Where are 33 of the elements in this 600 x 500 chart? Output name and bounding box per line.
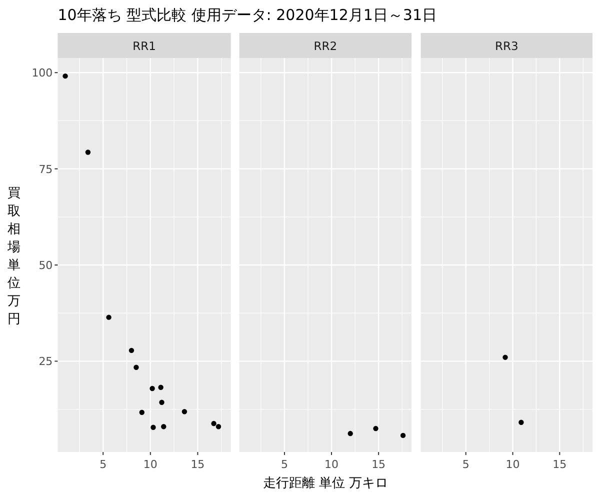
x-tick-label: 15 [372,458,386,471]
x-tick-label: 10 [506,458,520,471]
y-tick-label: 75 [38,162,53,176]
point [106,314,112,320]
text: 10年落ち 型式比較 使用データ: 2020年12月1日～31日 [58,6,438,24]
x-axis-title: 走行距離 単位 万キロ [262,476,388,491]
point [159,400,164,405]
x-tick-label: 5 [100,458,107,471]
y-tick-label: 100 [32,66,53,80]
point [216,424,222,430]
point [158,384,164,390]
point [134,364,139,370]
point [150,386,155,392]
x-tick-label: 10 [143,458,158,471]
point [139,410,144,415]
chart-title: RR3 [494,39,518,53]
x-tick-label: 5 [462,458,470,471]
y-tick-label: 50 [38,259,53,272]
point [85,150,91,155]
point [128,348,134,354]
point [62,73,68,79]
point [211,420,216,426]
y-tick-label: 25 [38,355,53,368]
chart-title: RR2 [314,39,338,53]
y-axis-title: 買取相場単位万円 [6,186,20,327]
x-tick-label: 15 [190,458,205,471]
point [150,424,156,430]
x-tick-label: 15 [552,458,567,471]
chart-title: RR1 [132,39,156,53]
point [161,424,166,430]
point [182,409,188,414]
x-tick-label: 5 [280,458,288,471]
x-tick-label: 10 [324,458,339,471]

* _Written exercise_:
Recast the records above as a numbered list with one line per item. Leave out any blank lines and the pictures.

* _Problem solution_:
1. Where are 33 of the elements in this 600 x 500 chart? Output name and bounding box per line.
2. x-tick-label: 15 [372,458,386,471]
3. x-tick-label: 10 [506,458,520,471]
4. y-tick-label: 75 [38,162,53,176]
5. point [106,314,112,320]
6. text: 10年落ち 型式比較 使用データ: 2020年12月1日～31日 [58,6,438,24]
7. x-axis-title: 走行距離 単位 万キロ [262,476,388,491]
8. point [159,400,164,405]
9. x-tick-label: 5 [100,458,107,471]
10. y-tick-label: 100 [32,66,53,80]
11. point [216,424,222,430]
12. point [158,384,164,390]
13. point [134,364,139,370]
14. point [150,386,155,392]
15. x-tick-label: 10 [143,458,158,471]
16. point [139,410,144,415]
17. chart-title: RR3 [494,39,518,53]
18. x-tick-label: 5 [462,458,470,471]
19. y-tick-label: 50 [38,259,53,272]
20. point [85,150,91,155]
21. point [128,348,134,354]
22. point [62,73,68,79]
23. point [211,420,216,426]
24. y-tick-label: 25 [38,355,53,368]
25. chart-title: RR2 [314,39,338,53]
26. y-axis-title: 買取相場単位万円 [6,186,20,327]
27. x-tick-label: 15 [190,458,205,471]
28. point [150,424,156,430]
29. x-tick-label: 15 [552,458,567,471]
30. chart-title: RR1 [132,39,156,53]
31. point [161,424,166,430]
32. point [182,409,188,414]
33. x-tick-label: 5 [280,458,288,471]
34. x-tick-label: 10 [324,458,339,471]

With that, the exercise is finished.